TASK GOAL:
Retype all material exactly. Pictures stay out of the copy.
+++ DATA LISTING
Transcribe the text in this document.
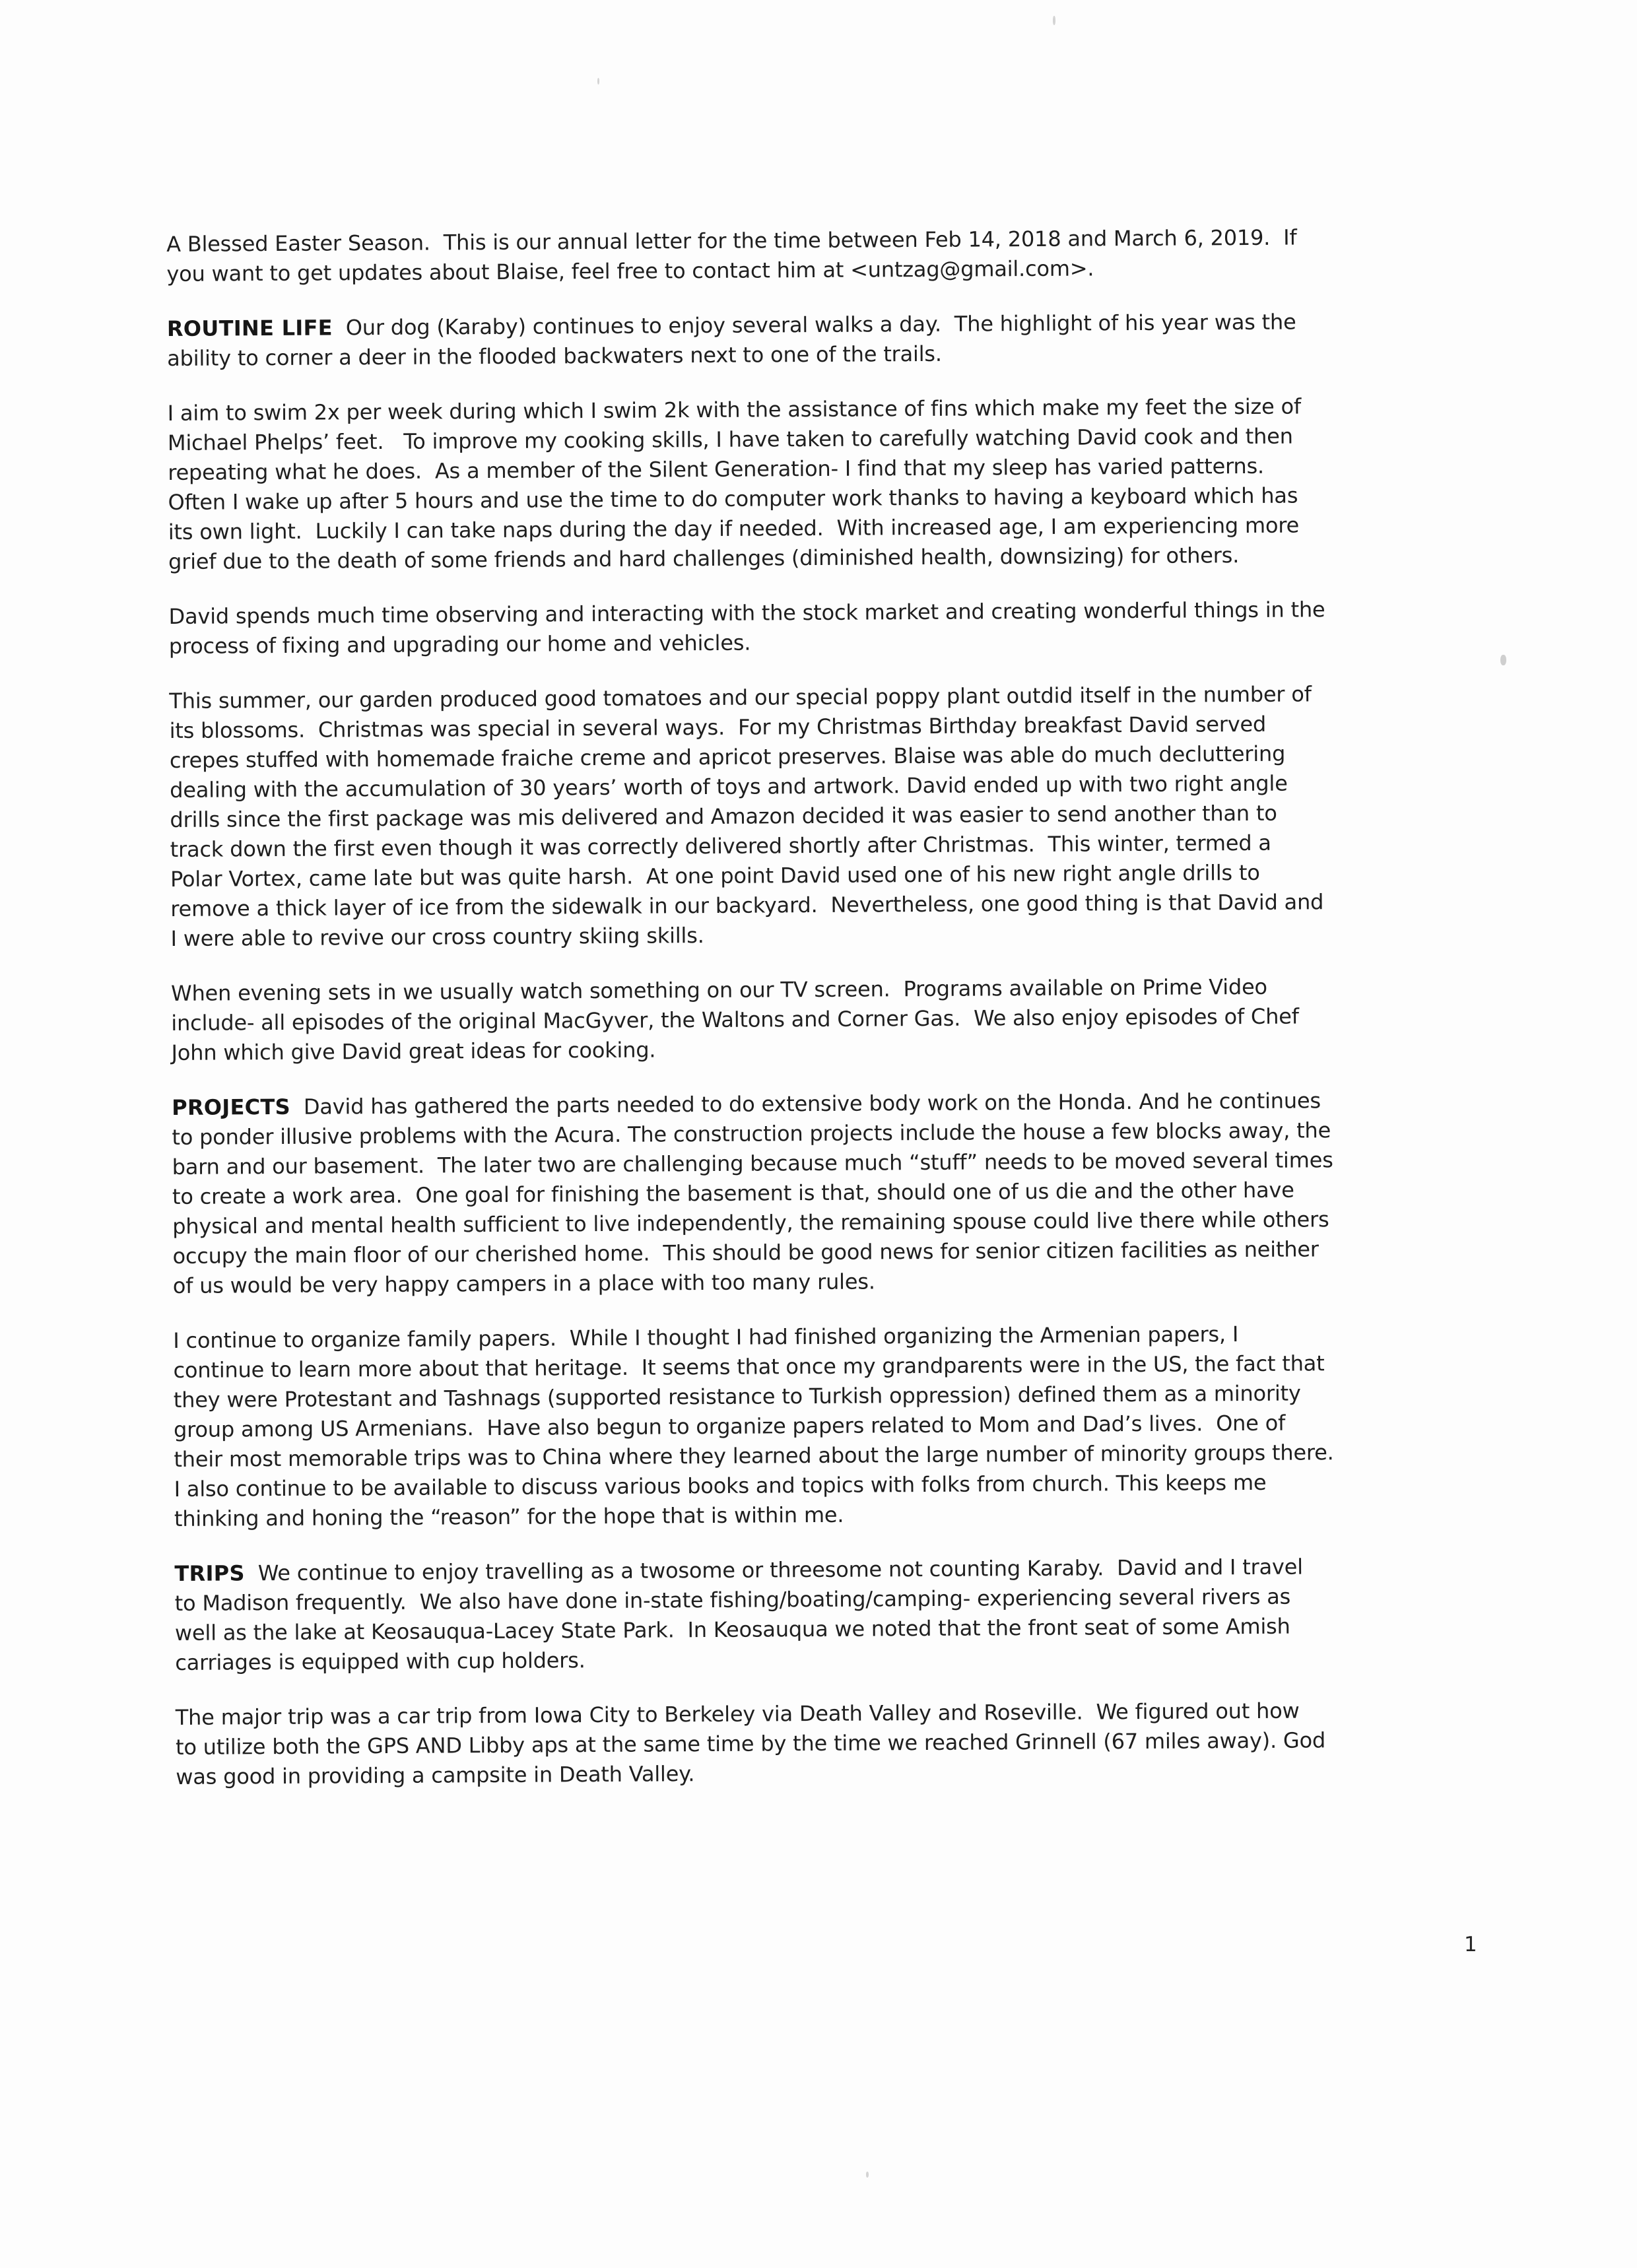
A Blessed Easter Season.  This is our annual letter for the time between Feb 14, 2018 and March 6, 2019.  If
you want to get updates about Blaise, feel free to contact him at <untzag@gmail.com>.
ROUTINE LIFE  Our dog (Karaby) continues to enjoy several walks a day.  The highlight of his year was the
ability to corner a deer in the flooded backwaters next to one of the trails.
I aim to swim 2x per week during which I swim 2k with the assistance of fins which make my feet the size of
Michael Phelps’ feet.   To improve my cooking skills, I have taken to carefully watching David cook and then
repeating what he does.  As a member of the Silent Generation- I find that my sleep has varied patterns.
Often I wake up after 5 hours and use the time to do computer work thanks to having a keyboard which has
its own light.  Luckily I can take naps during the day if needed.  With increased age, I am experiencing more
grief due to the death of some friends and hard challenges (diminished health, downsizing) for others.
David spends much time observing and interacting with the stock market and creating wonderful things in the
process of fixing and upgrading our home and vehicles.
This summer, our garden produced good tomatoes and our special poppy plant outdid itself in the number of
its blossoms.  Christmas was special in several ways.  For my Christmas Birthday breakfast David served
crepes stuffed with homemade fraiche creme and apricot preserves. Blaise was able do much decluttering
dealing with the accumulation of 30 years’ worth of toys and artwork. David ended up with two right angle
drills since the first package was mis delivered and Amazon decided it was easier to send another than to
track down the first even though it was correctly delivered shortly after Christmas.  This winter, termed a
Polar Vortex, came late but was quite harsh.  At one point David used one of his new right angle drills to
remove a thick layer of ice from the sidewalk in our backyard.  Nevertheless, one good thing is that David and
I were able to revive our cross country skiing skills.
When evening sets in we usually watch something on our TV screen.  Programs available on Prime Video
include- all episodes of the original MacGyver, the Waltons and Corner Gas.  We also enjoy episodes of Chef
John which give David great ideas for cooking.
PROJECTS  David has gathered the parts needed to do extensive body work on the Honda. And he continues
to ponder illusive problems with the Acura. The construction projects include the house a few blocks away, the
barn and our basement.  The later two are challenging because much “stuff” needs to be moved several times
to create a work area.  One goal for finishing the basement is that, should one of us die and the other have
physical and mental health sufficient to live independently, the remaining spouse could live there while others
occupy the main floor of our cherished home.  This should be good news for senior citizen facilities as neither
of us would be very happy campers in a place with too many rules.
I continue to organize family papers.  While I thought I had finished organizing the Armenian papers, I
continue to learn more about that heritage.  It seems that once my grandparents were in the US, the fact that
they were Protestant and Tashnags (supported resistance to Turkish oppression) defined them as a minority
group among US Armenians.  Have also begun to organize papers related to Mom and Dad’s lives.  One of
their most memorable trips was to China where they learned about the large number of minority groups there.
I also continue to be available to discuss various books and topics with folks from church. This keeps me
thinking and honing the “reason” for the hope that is within me.
TRIPS  We continue to enjoy travelling as a twosome or threesome not counting Karaby.  David and I travel
to Madison frequently.  We also have done in-state fishing/boating/camping- experiencing several rivers as
well as the lake at Keosauqua-Lacey State Park.  In Keosauqua we noted that the front seat of some Amish
carriages is equipped with cup holders.
The major trip was a car trip from Iowa City to Berkeley via Death Valley and Roseville.  We figured out how
to utilize both the GPS AND Libby aps at the same time by the time we reached Grinnell (67 miles away). God
was good in providing a campsite in Death Valley.
1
++++++
WRITTEN ANSWER:
Transcribe the text in this document.
A Blessed Easter Season.  This is our annual letter for the time between Feb 14, 2018 and March 6, 2019.  If
you want to get updates about Blaise, feel free to contact him at <untzag@gmail.com>.
ROUTINE LIFE  Our dog (Karaby) continues to enjoy several walks a day.  The highlight of his year was the
ability to corner a deer in the flooded backwaters next to one of the trails.
I aim to swim 2x per week during which I swim 2k with the assistance of fins which make my feet the size of
Michael Phelps’ feet.   To improve my cooking skills, I have taken to carefully watching David cook and then
repeating what he does.  As a member of the Silent Generation- I find that my sleep has varied patterns.
Often I wake up after 5 hours and use the time to do computer work thanks to having a keyboard which has
its own light.  Luckily I can take naps during the day if needed.  With increased age, I am experiencing more
grief due to the death of some friends and hard challenges (diminished health, downsizing) for others.
David spends much time observing and interacting with the stock market and creating wonderful things in the
process of fixing and upgrading our home and vehicles.
This summer, our garden produced good tomatoes and our special poppy plant outdid itself in the number of
its blossoms.  Christmas was special in several ways.  For my Christmas Birthday breakfast David served
crepes stuffed with homemade fraiche creme and apricot preserves. Blaise was able do much decluttering
dealing with the accumulation of 30 years’ worth of toys and artwork. David ended up with two right angle
drills since the first package was mis delivered and Amazon decided it was easier to send another than to
track down the first even though it was correctly delivered shortly after Christmas.  This winter, termed a
Polar Vortex, came late but was quite harsh.  At one point David used one of his new right angle drills to
remove a thick layer of ice from the sidewalk in our backyard.  Nevertheless, one good thing is that David and
I were able to revive our cross country skiing skills.
When evening sets in we usually watch something on our TV screen.  Programs available on Prime Video
include- all episodes of the original MacGyver, the Waltons and Corner Gas.  We also enjoy episodes of Chef
John which give David great ideas for cooking.
PROJECTS  David has gathered the parts needed to do extensive body work on the Honda. And he continues
to ponder illusive problems with the Acura. The construction projects include the house a few blocks away, the
barn and our basement.  The later two are challenging because much “stuff” needs to be moved several times
to create a work area.  One goal for finishing the basement is that, should one of us die and the other have
physical and mental health sufficient to live independently, the remaining spouse could live there while others
occupy the main floor of our cherished home.  This should be good news for senior citizen facilities as neither
of us would be very happy campers in a place with too many rules.
I continue to organize family papers.  While I thought I had finished organizing the Armenian papers, I
continue to learn more about that heritage.  It seems that once my grandparents were in the US, the fact that
they were Protestant and Tashnags (supported resistance to Turkish oppression) defined them as a minority
group among US Armenians.  Have also begun to organize papers related to Mom and Dad’s lives.  One of
their most memorable trips was to China where they learned about the large number of minority groups there.
I also continue to be available to discuss various books and topics with folks from church. This keeps me
thinking and honing the “reason” for the hope that is within me.
TRIPS  We continue to enjoy travelling as a twosome or threesome not counting Karaby.  David and I travel
to Madison frequently.  We also have done in-state fishing/boating/camping- experiencing several rivers as
well as the lake at Keosauqua-Lacey State Park.  In Keosauqua we noted that the front seat of some Amish
carriages is equipped with cup holders.
The major trip was a car trip from Iowa City to Berkeley via Death Valley and Roseville.  We figured out how
to utilize both the GPS AND Libby aps at the same time by the time we reached Grinnell (67 miles away). God
was good in providing a campsite in Death Valley.
1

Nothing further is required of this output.